◆ **Short exercise**:
Take the data below and repeat it exactly.

# start of Information shown

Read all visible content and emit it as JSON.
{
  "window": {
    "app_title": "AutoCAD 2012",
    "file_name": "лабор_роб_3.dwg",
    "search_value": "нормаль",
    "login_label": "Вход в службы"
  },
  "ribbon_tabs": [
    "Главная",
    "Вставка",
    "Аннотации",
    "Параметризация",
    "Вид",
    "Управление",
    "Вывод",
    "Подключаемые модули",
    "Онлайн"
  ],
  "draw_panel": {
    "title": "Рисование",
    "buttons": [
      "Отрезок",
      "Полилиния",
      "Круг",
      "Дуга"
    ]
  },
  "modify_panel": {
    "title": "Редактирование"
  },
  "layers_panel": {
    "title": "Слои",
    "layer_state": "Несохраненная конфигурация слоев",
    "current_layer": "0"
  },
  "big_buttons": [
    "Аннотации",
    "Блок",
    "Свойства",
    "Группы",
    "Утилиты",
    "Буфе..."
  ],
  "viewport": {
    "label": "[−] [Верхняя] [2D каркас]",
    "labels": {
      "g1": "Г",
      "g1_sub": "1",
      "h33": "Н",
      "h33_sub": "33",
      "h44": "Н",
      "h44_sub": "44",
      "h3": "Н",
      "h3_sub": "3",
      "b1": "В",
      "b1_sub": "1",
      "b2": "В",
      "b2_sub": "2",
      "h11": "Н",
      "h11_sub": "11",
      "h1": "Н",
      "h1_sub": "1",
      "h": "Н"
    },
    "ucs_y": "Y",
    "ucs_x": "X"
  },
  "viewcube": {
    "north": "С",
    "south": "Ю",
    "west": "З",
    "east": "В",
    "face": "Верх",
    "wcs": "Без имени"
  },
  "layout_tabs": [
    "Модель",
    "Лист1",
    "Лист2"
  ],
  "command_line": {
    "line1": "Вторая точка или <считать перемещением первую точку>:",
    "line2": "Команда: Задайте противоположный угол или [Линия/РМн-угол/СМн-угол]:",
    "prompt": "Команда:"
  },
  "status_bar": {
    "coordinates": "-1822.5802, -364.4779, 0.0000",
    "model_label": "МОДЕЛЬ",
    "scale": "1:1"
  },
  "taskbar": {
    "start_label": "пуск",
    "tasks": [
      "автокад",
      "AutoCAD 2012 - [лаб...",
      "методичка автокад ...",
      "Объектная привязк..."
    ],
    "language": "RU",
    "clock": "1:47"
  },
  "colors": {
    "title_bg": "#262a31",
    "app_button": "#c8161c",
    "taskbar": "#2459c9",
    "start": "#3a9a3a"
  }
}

# end of Information shown

◆ **Task result**:
Read all visible content and emit it as JSON.
{
  "window": {
    "app_title": "AutoCAD 2012",
    "file_name": "лабор_роб_3.dwg",
    "search_value": "нормаль",
    "login_label": "Вход в службы"
  },
  "ribbon_tabs": [
    "Главная",
    "Вставка",
    "Аннотации",
    "Параметризация",
    "Вид",
    "Управление",
    "Вывод",
    "Подключаемые модули",
    "Онлайн"
  ],
  "draw_panel": {
    "title": "Рисование",
    "buttons": [
      "Отрезок",
      "Полилиния",
      "Круг",
      "Дуга"
    ]
  },
  "modify_panel": {
    "title": "Редактирование"
  },
  "layers_panel": {
    "title": "Слои",
    "layer_state": "Несохраненная конфигурация слоев",
    "current_layer": "0"
  },
  "big_buttons": [
    "Аннотации",
    "Блок",
    "Свойства",
    "Группы",
    "Утилиты",
    "Буфе..."
  ],
  "viewport": {
    "label": "[−] [Верхняя] [2D каркас]",
    "labels": {
      "g1": "Г",
      "g1_sub": "1",
      "h33": "Н",
      "h33_sub": "33",
      "h44": "Н",
      "h44_sub": "44",
      "h3": "Н",
      "h3_sub": "3",
      "b1": "В",
      "b1_sub": "1",
      "b2": "В",
      "b2_sub": "2",
      "h11": "Н",
      "h11_sub": "11",
      "h1": "Н",
      "h1_sub": "1",
      "h": "Н"
    },
    "ucs_y": "Y",
    "ucs_x": "X"
  },
  "viewcube": {
    "north": "С",
    "south": "Ю",
    "west": "З",
    "east": "В",
    "face": "Верх",
    "wcs": "Без имени"
  },
  "layout_tabs": [
    "Модель",
    "Лист1",
    "Лист2"
  ],
  "command_line": {
    "line1": "Вторая точка или <считать перемещением первую точку>:",
    "line2": "Команда: Задайте противоположный угол или [Линия/РМн-угол/СМн-угол]:",
    "prompt": "Команда:"
  },
  "status_bar": {
    "coordinates": "-1822.5802, -364.4779, 0.0000",
    "model_label": "МОДЕЛЬ",
    "scale": "1:1"
  },
  "taskbar": {
    "start_label": "пуск",
    "tasks": [
      "автокад",
      "AutoCAD 2012 - [лаб...",
      "методичка автокад ...",
      "Объектная привязк..."
    ],
    "language": "RU",
    "clock": "1:47"
  },
  "colors": {
    "title_bg": "#262a31",
    "app_button": "#c8161c",
    "taskbar": "#2459c9",
    "start": "#3a9a3a"
  }
}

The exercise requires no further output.